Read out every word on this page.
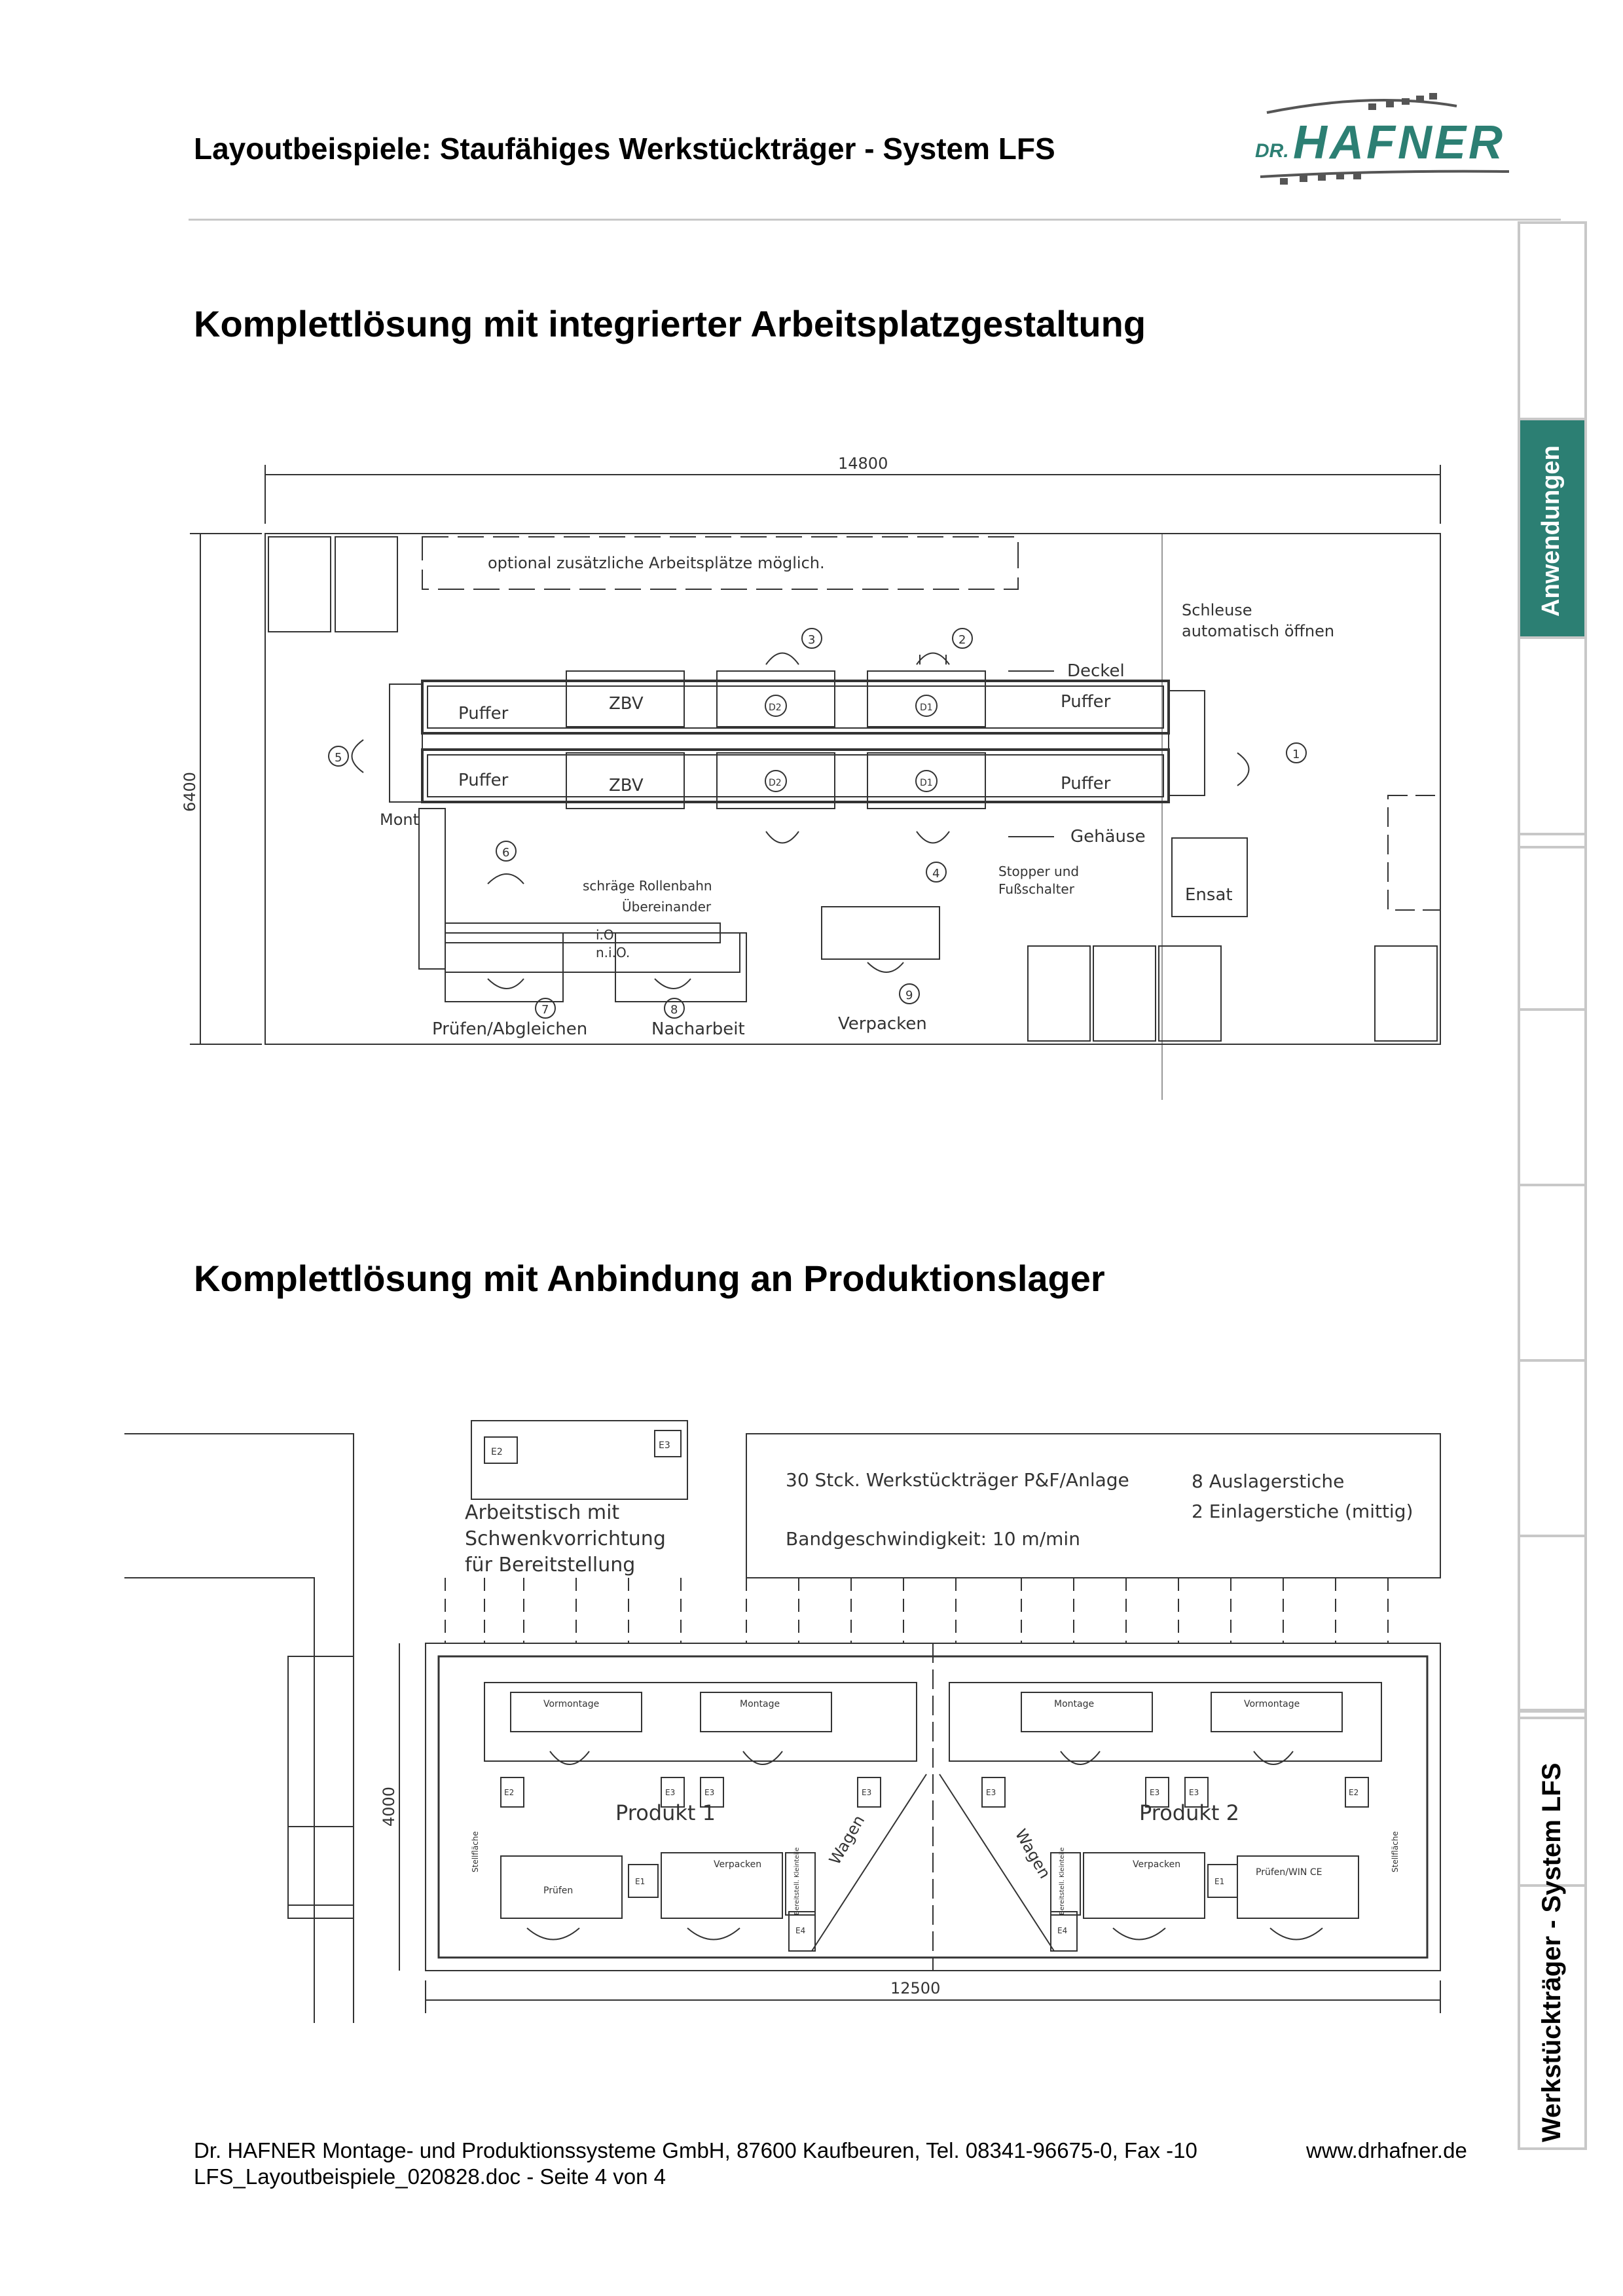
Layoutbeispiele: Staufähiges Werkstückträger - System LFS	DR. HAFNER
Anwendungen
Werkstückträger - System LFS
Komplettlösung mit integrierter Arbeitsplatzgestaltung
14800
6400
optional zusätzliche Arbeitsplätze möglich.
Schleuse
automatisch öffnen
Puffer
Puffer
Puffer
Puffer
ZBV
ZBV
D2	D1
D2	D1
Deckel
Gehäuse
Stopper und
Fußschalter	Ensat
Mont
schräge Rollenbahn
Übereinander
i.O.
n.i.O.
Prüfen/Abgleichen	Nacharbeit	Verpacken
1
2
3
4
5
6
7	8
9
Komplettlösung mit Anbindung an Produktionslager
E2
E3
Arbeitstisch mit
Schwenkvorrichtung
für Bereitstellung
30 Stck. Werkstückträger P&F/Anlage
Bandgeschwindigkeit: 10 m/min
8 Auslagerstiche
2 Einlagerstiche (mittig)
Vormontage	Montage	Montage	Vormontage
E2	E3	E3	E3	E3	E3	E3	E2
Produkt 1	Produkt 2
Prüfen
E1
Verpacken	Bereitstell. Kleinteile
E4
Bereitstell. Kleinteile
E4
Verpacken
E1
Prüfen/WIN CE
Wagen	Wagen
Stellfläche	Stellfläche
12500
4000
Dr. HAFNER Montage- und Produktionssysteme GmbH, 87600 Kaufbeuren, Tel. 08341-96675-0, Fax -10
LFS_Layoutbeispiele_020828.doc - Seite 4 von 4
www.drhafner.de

THE TASK: For the listing above, identify each line bearing "Komplettlösung".

EXERCISE OUTPUT:
Komplettlösung mit integrierter Arbeitsplatzgestaltung
Komplettlösung mit Anbindung an Produktionslager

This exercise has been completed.